▸ Exercise directions:
Filter the entries, keeping every line with the word "在学生思考".

▸ Source records:
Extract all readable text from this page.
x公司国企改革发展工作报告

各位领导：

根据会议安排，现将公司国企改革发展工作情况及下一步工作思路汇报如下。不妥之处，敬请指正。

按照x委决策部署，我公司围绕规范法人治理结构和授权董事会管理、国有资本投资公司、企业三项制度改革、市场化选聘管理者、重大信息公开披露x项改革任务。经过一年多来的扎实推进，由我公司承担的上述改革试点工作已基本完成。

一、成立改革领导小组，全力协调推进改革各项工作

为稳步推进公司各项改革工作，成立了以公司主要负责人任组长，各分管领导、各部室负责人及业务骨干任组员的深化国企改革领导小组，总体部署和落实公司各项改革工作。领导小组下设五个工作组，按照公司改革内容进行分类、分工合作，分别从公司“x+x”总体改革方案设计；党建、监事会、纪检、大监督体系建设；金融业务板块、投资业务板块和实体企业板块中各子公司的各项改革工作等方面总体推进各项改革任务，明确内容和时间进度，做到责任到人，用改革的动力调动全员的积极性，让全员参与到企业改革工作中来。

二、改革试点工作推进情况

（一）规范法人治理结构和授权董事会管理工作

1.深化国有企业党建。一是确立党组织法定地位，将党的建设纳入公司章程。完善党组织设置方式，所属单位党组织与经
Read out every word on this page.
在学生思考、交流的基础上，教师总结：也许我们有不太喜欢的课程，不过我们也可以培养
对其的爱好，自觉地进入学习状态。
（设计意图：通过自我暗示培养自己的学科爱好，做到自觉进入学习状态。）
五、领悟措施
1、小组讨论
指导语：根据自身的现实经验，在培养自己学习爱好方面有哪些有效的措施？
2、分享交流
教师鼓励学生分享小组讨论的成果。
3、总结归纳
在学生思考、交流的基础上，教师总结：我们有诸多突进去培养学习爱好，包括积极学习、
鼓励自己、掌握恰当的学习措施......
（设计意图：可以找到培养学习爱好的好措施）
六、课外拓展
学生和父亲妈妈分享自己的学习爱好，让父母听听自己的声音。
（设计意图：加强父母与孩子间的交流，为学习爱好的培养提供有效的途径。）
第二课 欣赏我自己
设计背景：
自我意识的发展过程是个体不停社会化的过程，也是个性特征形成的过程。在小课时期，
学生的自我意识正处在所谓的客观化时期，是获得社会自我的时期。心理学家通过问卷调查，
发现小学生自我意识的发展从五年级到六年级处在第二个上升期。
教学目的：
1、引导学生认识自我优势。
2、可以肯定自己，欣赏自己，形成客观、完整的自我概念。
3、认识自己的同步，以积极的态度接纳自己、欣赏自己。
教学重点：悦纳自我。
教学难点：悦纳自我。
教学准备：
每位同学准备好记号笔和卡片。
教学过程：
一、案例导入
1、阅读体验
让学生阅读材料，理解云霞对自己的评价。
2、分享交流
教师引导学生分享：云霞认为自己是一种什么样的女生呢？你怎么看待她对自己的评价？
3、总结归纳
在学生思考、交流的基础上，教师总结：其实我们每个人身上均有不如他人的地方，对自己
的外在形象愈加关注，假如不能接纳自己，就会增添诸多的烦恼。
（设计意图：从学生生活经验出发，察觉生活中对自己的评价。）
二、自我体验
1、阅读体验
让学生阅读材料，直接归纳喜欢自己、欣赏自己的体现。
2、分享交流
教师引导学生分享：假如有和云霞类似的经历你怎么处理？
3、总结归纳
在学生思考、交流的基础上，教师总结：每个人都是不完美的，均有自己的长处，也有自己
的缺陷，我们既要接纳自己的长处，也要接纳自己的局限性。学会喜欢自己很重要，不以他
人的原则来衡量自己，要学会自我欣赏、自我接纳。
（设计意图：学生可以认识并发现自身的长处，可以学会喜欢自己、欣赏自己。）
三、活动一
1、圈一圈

▸ Exercise result:
在学生思考、交流的基础上，教师总结：也许我们有不太喜欢的课程，不过我们也可以培养
在学生思考、交流的基础上，教师总结：我们有诸多突进去培养学习爱好，包括积极学习、
在学生思考、交流的基础上，教师总结：其实我们每个人身上均有不如他人的地方，对自己
在学生思考、交流的基础上，教师总结：每个人都是不完美的，均有自己的长处，也有自己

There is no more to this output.